WHAT TO DO.
Every entry must be given again exactly.

Collected data
+++

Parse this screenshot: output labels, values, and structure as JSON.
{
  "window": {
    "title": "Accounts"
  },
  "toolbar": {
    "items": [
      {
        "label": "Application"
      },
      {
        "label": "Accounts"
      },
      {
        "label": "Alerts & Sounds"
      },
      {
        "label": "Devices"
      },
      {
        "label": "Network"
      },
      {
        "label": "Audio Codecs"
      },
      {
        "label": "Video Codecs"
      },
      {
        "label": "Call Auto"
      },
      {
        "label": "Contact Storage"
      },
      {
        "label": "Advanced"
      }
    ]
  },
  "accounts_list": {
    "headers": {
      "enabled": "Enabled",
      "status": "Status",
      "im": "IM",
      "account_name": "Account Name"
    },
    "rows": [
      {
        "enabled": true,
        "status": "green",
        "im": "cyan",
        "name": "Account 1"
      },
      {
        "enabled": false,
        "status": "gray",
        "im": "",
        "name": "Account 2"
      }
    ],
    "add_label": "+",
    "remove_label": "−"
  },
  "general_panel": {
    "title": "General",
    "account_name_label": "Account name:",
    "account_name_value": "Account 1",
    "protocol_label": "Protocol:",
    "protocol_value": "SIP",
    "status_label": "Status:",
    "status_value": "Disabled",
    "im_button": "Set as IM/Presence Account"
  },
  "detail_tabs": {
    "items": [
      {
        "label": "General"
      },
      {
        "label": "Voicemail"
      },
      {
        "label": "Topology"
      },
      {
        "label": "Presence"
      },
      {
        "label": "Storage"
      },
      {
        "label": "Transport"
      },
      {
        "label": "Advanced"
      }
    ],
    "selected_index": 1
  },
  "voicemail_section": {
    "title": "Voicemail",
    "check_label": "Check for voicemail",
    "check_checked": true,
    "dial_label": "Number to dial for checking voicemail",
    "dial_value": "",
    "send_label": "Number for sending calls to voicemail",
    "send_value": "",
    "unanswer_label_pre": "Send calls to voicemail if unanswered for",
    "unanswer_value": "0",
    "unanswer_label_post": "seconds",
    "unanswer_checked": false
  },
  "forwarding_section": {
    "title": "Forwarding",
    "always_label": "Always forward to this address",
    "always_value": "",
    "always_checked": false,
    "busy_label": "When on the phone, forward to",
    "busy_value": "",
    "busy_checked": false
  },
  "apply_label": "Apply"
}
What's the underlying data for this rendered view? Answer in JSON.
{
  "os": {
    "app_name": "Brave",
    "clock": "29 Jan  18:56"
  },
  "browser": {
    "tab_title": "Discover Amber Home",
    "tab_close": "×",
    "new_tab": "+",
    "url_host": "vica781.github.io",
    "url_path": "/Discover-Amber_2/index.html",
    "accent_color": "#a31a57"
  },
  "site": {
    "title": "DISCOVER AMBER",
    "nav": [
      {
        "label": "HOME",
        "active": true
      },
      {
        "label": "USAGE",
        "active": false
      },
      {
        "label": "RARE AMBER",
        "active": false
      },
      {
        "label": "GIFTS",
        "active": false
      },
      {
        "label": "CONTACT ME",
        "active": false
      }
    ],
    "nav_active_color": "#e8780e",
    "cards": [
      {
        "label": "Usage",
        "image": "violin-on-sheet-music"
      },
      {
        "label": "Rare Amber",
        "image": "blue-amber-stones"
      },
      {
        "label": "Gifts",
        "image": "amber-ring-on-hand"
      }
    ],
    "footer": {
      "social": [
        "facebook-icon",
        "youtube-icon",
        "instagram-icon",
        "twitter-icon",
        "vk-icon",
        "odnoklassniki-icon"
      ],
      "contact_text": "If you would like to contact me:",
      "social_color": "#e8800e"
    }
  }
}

+++

TASK OUTPUT.
Parse this screenshot: output labels, values, and structure as JSON.
{
  "window": {
    "title": "Accounts"
  },
  "toolbar": {
    "items": [
      {
        "label": "Application"
      },
      {
        "label": "Accounts"
      },
      {
        "label": "Alerts & Sounds"
      },
      {
        "label": "Devices"
      },
      {
        "label": "Network"
      },
      {
        "label": "Audio Codecs"
      },
      {
        "label": "Video Codecs"
      },
      {
        "label": "Call Auto"
      },
      {
        "label": "Contact Storage"
      },
      {
        "label": "Advanced"
      }
    ]
  },
  "accounts_list": {
    "headers": {
      "enabled": "Enabled",
      "status": "Status",
      "im": "IM",
      "account_name": "Account Name"
    },
    "rows": [
      {
        "enabled": true,
        "status": "green",
        "im": "cyan",
        "name": "Account 1"
      },
      {
        "enabled": false,
        "status": "gray",
        "im": "",
        "name": "Account 2"
      }
    ],
    "add_label": "+",
    "remove_label": "−"
  },
  "general_panel": {
    "title": "General",
    "account_name_label": "Account name:",
    "account_name_value": "Account 1",
    "protocol_label": "Protocol:",
    "protocol_value": "SIP",
    "status_label": "Status:",
    "status_value": "Disabled",
    "im_button": "Set as IM/Presence Account"
  },
  "detail_tabs": {
    "items": [
      {
        "label": "General"
      },
      {
        "label": "Voicemail"
      },
      {
        "label": "Topology"
      },
      {
        "label": "Presence"
      },
      {
        "label": "Storage"
      },
      {
        "label": "Transport"
      },
      {
        "label": "Advanced"
      }
    ],
    "selected_index": 1
  },
  "voicemail_section": {
    "title": "Voicemail",
    "check_label": "Check for voicemail",
    "check_checked": true,
    "dial_label": "Number to dial for checking voicemail",
    "dial_value": "",
    "send_label": "Number for sending calls to voicemail",
    "send_value": "",
    "unanswer_label_pre": "Send calls to voicemail if unanswered for",
    "unanswer_value": "0",
    "unanswer_label_post": "seconds",
    "unanswer_checked": false
  },
  "forwarding_section": {
    "title": "Forwarding",
    "always_label": "Always forward to this address",
    "always_value": "",
    "always_checked": false,
    "busy_label": "When on the phone, forward to",
    "busy_value": "",
    "busy_checked": false
  },
  "apply_label": "Apply"
}
What's the underlying data for this rendered view? Answer in JSON.
{
  "os": {
    "app_name": "Brave",
    "clock": "29 Jan  18:56"
  },
  "browser": {
    "tab_title": "Discover Amber Home",
    "tab_close": "×",
    "new_tab": "+",
    "url_host": "vica781.github.io",
    "url_path": "/Discover-Amber_2/index.html",
    "accent_color": "#a31a57"
  },
  "site": {
    "title": "DISCOVER AMBER",
    "nav": [
      {
        "label": "HOME",
        "active": true
      },
      {
        "label": "USAGE",
        "active": false
      },
      {
        "label": "RARE AMBER",
        "active": false
      },
      {
        "label": "GIFTS",
        "active": false
      },
      {
        "label": "CONTACT ME",
        "active": false
      }
    ],
    "nav_active_color": "#e8780e",
    "cards": [
      {
        "label": "Usage",
        "image": "violin-on-sheet-music"
      },
      {
        "label": "Rare Amber",
        "image": "blue-amber-stones"
      },
      {
        "label": "Gifts",
        "image": "amber-ring-on-hand"
      }
    ],
    "footer": {
      "social": [
        "facebook-icon",
        "youtube-icon",
        "instagram-icon",
        "twitter-icon",
        "vk-icon",
        "odnoklassniki-icon"
      ],
      "contact_text": "If you would like to contact me:",
      "social_color": "#e8800e"
    }
  }
}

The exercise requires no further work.